Task statement – All the records that follow need to be reproduced exactly. Omit the images.

Given records –
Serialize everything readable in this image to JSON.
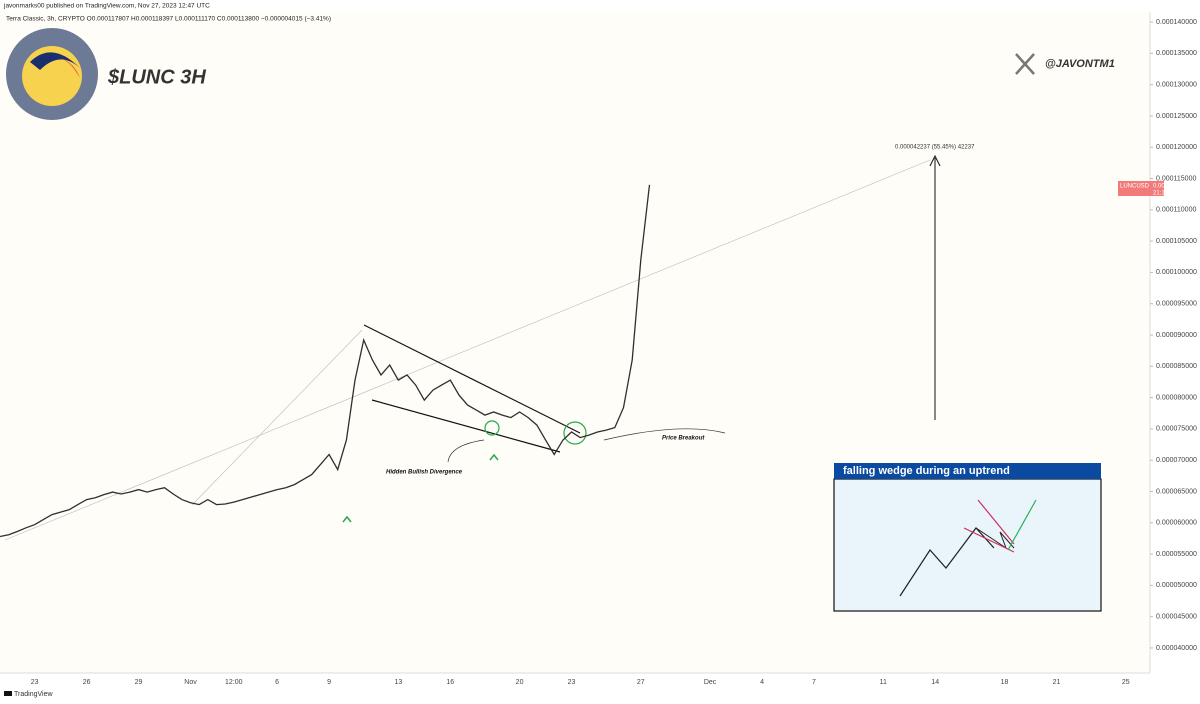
{
  "chart_data": {
    "type": "line",
    "header": "javonmarks00 published on TradingView.com, Nov 27, 2023 12:47 UTC",
    "symbol_info": "Terra Classic, 3h, CRYPTO  O0.000117807  H0.000118397  L0.000111170  C0.000113800  −0.000004015 (−3.41%)",
    "title": "$LUNC 3H",
    "watermark": "@JAVONTM1",
    "measure_label": "0.000042237 (55.45%) 42237",
    "annotations": [
      "Hidden Bullish Divergence",
      "Price Breakout"
    ],
    "inset_title": "falling wedge during an uptrend",
    "ticker": "LUNCUSD",
    "price_label": "0.000113800",
    "countdown": "21:12:28",
    "footer": "TradingView",
    "color": "#2f2f2f",
    "grid": false,
    "categories": [
      null,
      null,
      null,
      null,
      "23",
      null,
      null,
      null,
      null,
      null,
      "26",
      null,
      null,
      null,
      null,
      null,
      "29",
      null,
      null,
      null,
      null,
      null,
      "Nov",
      null,
      null,
      null,
      null,
      "12:00",
      null,
      null,
      null,
      null,
      "6",
      null,
      null,
      null,
      null,
      null,
      "9",
      null,
      null,
      null,
      null,
      null,
      null,
      null,
      "13",
      null,
      null,
      null,
      null,
      null,
      "16",
      null,
      null,
      null,
      null,
      null,
      null,
      null,
      "20",
      null,
      null,
      null,
      null,
      null,
      "23",
      null,
      null,
      null,
      null,
      null,
      null,
      null,
      "27",
      null,
      null,
      null,
      null,
      null,
      null,
      null,
      "Dec",
      null,
      null,
      null,
      null,
      null,
      "4",
      null,
      null,
      null,
      null,
      null,
      "7",
      null,
      null,
      null,
      null,
      null,
      null,
      null,
      "11",
      null,
      null,
      null,
      null,
      null,
      "14",
      null,
      null,
      null,
      null,
      null,
      null,
      null,
      "18",
      null,
      null,
      null,
      null,
      null,
      "21",
      null,
      null,
      null,
      null,
      null,
      null,
      null,
      "25",
      null
    ],
    "values": [
      5.78e-05,
      5.81e-05,
      5.86e-05,
      5.92e-05,
      5.97e-05,
      6.05e-05,
      6.13e-05,
      6.17e-05,
      6.21e-05,
      6.29e-05,
      6.37e-05,
      6.4e-05,
      6.45e-05,
      6.49e-05,
      6.46e-05,
      6.49e-05,
      6.53e-05,
      6.49e-05,
      6.53e-05,
      6.56e-05,
      6.46e-05,
      6.37e-05,
      6.32e-05,
      6.29e-05,
      6.37e-05,
      6.29e-05,
      6.3e-05,
      6.33e-05,
      6.37e-05,
      6.41e-05,
      6.45e-05,
      6.49e-05,
      6.53e-05,
      6.56e-05,
      6.61e-05,
      6.69e-05,
      6.77e-05,
      6.93e-05,
      7.09e-05,
      6.85e-05,
      7.32e-05,
      8.28e-05,
      8.92e-05,
      8.6e-05,
      8.36e-05,
      8.52e-05,
      8.28e-05,
      8.36e-05,
      8.2e-05,
      7.96e-05,
      8.12e-05,
      8.2e-05,
      8.28e-05,
      8.04e-05,
      7.88e-05,
      7.8e-05,
      7.72e-05,
      7.77e-05,
      7.72e-05,
      7.68e-05,
      7.77e-05,
      7.68e-05,
      7.56e-05,
      7.32e-05,
      7.09e-05,
      7.32e-05,
      7.45e-05,
      7.36e-05,
      7.4e-05,
      7.45e-05,
      7.48e-05,
      7.52e-05,
      7.84e-05,
      8.6e-05,
      0.000102,
      0.000114,
      null,
      null,
      null,
      null,
      null,
      null,
      null,
      null,
      null,
      null,
      null,
      null,
      null,
      null,
      null,
      null,
      null,
      null,
      null,
      null,
      null,
      null,
      null,
      null,
      null,
      null,
      null,
      null,
      null,
      null,
      null,
      null,
      null,
      null,
      null,
      null,
      null,
      null,
      null,
      null,
      null,
      null,
      null,
      null,
      null,
      null,
      null,
      null,
      null,
      null,
      null,
      null,
      null,
      null,
      null,
      null
    ],
    "ylim": [
      3.6e-05,
      0.0001416
    ],
    "yticks": [
      {
        "value": 4e-05,
        "label": "0.000040000"
      },
      {
        "value": 4.5e-05,
        "label": "0.000045000"
      },
      {
        "value": 5e-05,
        "label": "0.000050000"
      },
      {
        "value": 5.5e-05,
        "label": "0.000055000"
      },
      {
        "value": 6e-05,
        "label": "0.000060000"
      },
      {
        "value": 6.5e-05,
        "label": "0.000065000"
      },
      {
        "value": 7e-05,
        "label": "0.000070000"
      },
      {
        "value": 7.5e-05,
        "label": "0.000075000"
      },
      {
        "value": 8e-05,
        "label": "0.000080000"
      },
      {
        "value": 8.5e-05,
        "label": "0.000085000"
      },
      {
        "value": 9e-05,
        "label": "0.000090000"
      },
      {
        "value": 9.5e-05,
        "label": "0.000095000"
      },
      {
        "value": 0.0001,
        "label": "0.000100000"
      },
      {
        "value": 0.000105,
        "label": "0.000105000"
      },
      {
        "value": 0.00011,
        "label": "0.000110000"
      },
      {
        "value": 0.000115,
        "label": "0.000115000"
      },
      {
        "value": 0.00012,
        "label": "0.000120000"
      },
      {
        "value": 0.000125,
        "label": "0.000125000"
      },
      {
        "value": 0.00013,
        "label": "0.000130000"
      },
      {
        "value": 0.000135,
        "label": "0.000135000"
      },
      {
        "value": 0.00014,
        "label": "0.000140000"
      }
    ]
  }
}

Answer to this problem –
Serialize everything readable in this image to JSON.
{
  "chart_data": {
    "type": "line",
    "header": "javonmarks00 published on TradingView.com, Nov 27, 2023 12:47 UTC",
    "symbol_info": "Terra Classic, 3h, CRYPTO  O0.000117807  H0.000118397  L0.000111170  C0.000113800  −0.000004015 (−3.41%)",
    "title": "$LUNC 3H",
    "watermark": "@JAVONTM1",
    "measure_label": "0.000042237 (55.45%) 42237",
    "annotations": [
      "Hidden Bullish Divergence",
      "Price Breakout"
    ],
    "inset_title": "falling wedge during an uptrend",
    "ticker": "LUNCUSD",
    "price_label": "0.000113800",
    "countdown": "21:12:28",
    "footer": "TradingView",
    "color": "#2f2f2f",
    "grid": false,
    "categories": [
      null,
      null,
      null,
      null,
      "23",
      null,
      null,
      null,
      null,
      null,
      "26",
      null,
      null,
      null,
      null,
      null,
      "29",
      null,
      null,
      null,
      null,
      null,
      "Nov",
      null,
      null,
      null,
      null,
      "12:00",
      null,
      null,
      null,
      null,
      "6",
      null,
      null,
      null,
      null,
      null,
      "9",
      null,
      null,
      null,
      null,
      null,
      null,
      null,
      "13",
      null,
      null,
      null,
      null,
      null,
      "16",
      null,
      null,
      null,
      null,
      null,
      null,
      null,
      "20",
      null,
      null,
      null,
      null,
      null,
      "23",
      null,
      null,
      null,
      null,
      null,
      null,
      null,
      "27",
      null,
      null,
      null,
      null,
      null,
      null,
      null,
      "Dec",
      null,
      null,
      null,
      null,
      null,
      "4",
      null,
      null,
      null,
      null,
      null,
      "7",
      null,
      null,
      null,
      null,
      null,
      null,
      null,
      "11",
      null,
      null,
      null,
      null,
      null,
      "14",
      null,
      null,
      null,
      null,
      null,
      null,
      null,
      "18",
      null,
      null,
      null,
      null,
      null,
      "21",
      null,
      null,
      null,
      null,
      null,
      null,
      null,
      "25",
      null
    ],
    "values": [
      5.78e-05,
      5.81e-05,
      5.86e-05,
      5.92e-05,
      5.97e-05,
      6.05e-05,
      6.13e-05,
      6.17e-05,
      6.21e-05,
      6.29e-05,
      6.37e-05,
      6.4e-05,
      6.45e-05,
      6.49e-05,
      6.46e-05,
      6.49e-05,
      6.53e-05,
      6.49e-05,
      6.53e-05,
      6.56e-05,
      6.46e-05,
      6.37e-05,
      6.32e-05,
      6.29e-05,
      6.37e-05,
      6.29e-05,
      6.3e-05,
      6.33e-05,
      6.37e-05,
      6.41e-05,
      6.45e-05,
      6.49e-05,
      6.53e-05,
      6.56e-05,
      6.61e-05,
      6.69e-05,
      6.77e-05,
      6.93e-05,
      7.09e-05,
      6.85e-05,
      7.32e-05,
      8.28e-05,
      8.92e-05,
      8.6e-05,
      8.36e-05,
      8.52e-05,
      8.28e-05,
      8.36e-05,
      8.2e-05,
      7.96e-05,
      8.12e-05,
      8.2e-05,
      8.28e-05,
      8.04e-05,
      7.88e-05,
      7.8e-05,
      7.72e-05,
      7.77e-05,
      7.72e-05,
      7.68e-05,
      7.77e-05,
      7.68e-05,
      7.56e-05,
      7.32e-05,
      7.09e-05,
      7.32e-05,
      7.45e-05,
      7.36e-05,
      7.4e-05,
      7.45e-05,
      7.48e-05,
      7.52e-05,
      7.84e-05,
      8.6e-05,
      0.000102,
      0.000114,
      null,
      null,
      null,
      null,
      null,
      null,
      null,
      null,
      null,
      null,
      null,
      null,
      null,
      null,
      null,
      null,
      null,
      null,
      null,
      null,
      null,
      null,
      null,
      null,
      null,
      null,
      null,
      null,
      null,
      null,
      null,
      null,
      null,
      null,
      null,
      null,
      null,
      null,
      null,
      null,
      null,
      null,
      null,
      null,
      null,
      null,
      null,
      null,
      null,
      null,
      null,
      null,
      null,
      null,
      null,
      null
    ],
    "ylim": [
      3.6e-05,
      0.0001416
    ],
    "yticks": [
      {
        "value": 4e-05,
        "label": "0.000040000"
      },
      {
        "value": 4.5e-05,
        "label": "0.000045000"
      },
      {
        "value": 5e-05,
        "label": "0.000050000"
      },
      {
        "value": 5.5e-05,
        "label": "0.000055000"
      },
      {
        "value": 6e-05,
        "label": "0.000060000"
      },
      {
        "value": 6.5e-05,
        "label": "0.000065000"
      },
      {
        "value": 7e-05,
        "label": "0.000070000"
      },
      {
        "value": 7.5e-05,
        "label": "0.000075000"
      },
      {
        "value": 8e-05,
        "label": "0.000080000"
      },
      {
        "value": 8.5e-05,
        "label": "0.000085000"
      },
      {
        "value": 9e-05,
        "label": "0.000090000"
      },
      {
        "value": 9.5e-05,
        "label": "0.000095000"
      },
      {
        "value": 0.0001,
        "label": "0.000100000"
      },
      {
        "value": 0.000105,
        "label": "0.000105000"
      },
      {
        "value": 0.00011,
        "label": "0.000110000"
      },
      {
        "value": 0.000115,
        "label": "0.000115000"
      },
      {
        "value": 0.00012,
        "label": "0.000120000"
      },
      {
        "value": 0.000125,
        "label": "0.000125000"
      },
      {
        "value": 0.00013,
        "label": "0.000130000"
      },
      {
        "value": 0.000135,
        "label": "0.000135000"
      },
      {
        "value": 0.00014,
        "label": "0.000140000"
      }
    ]
  }
}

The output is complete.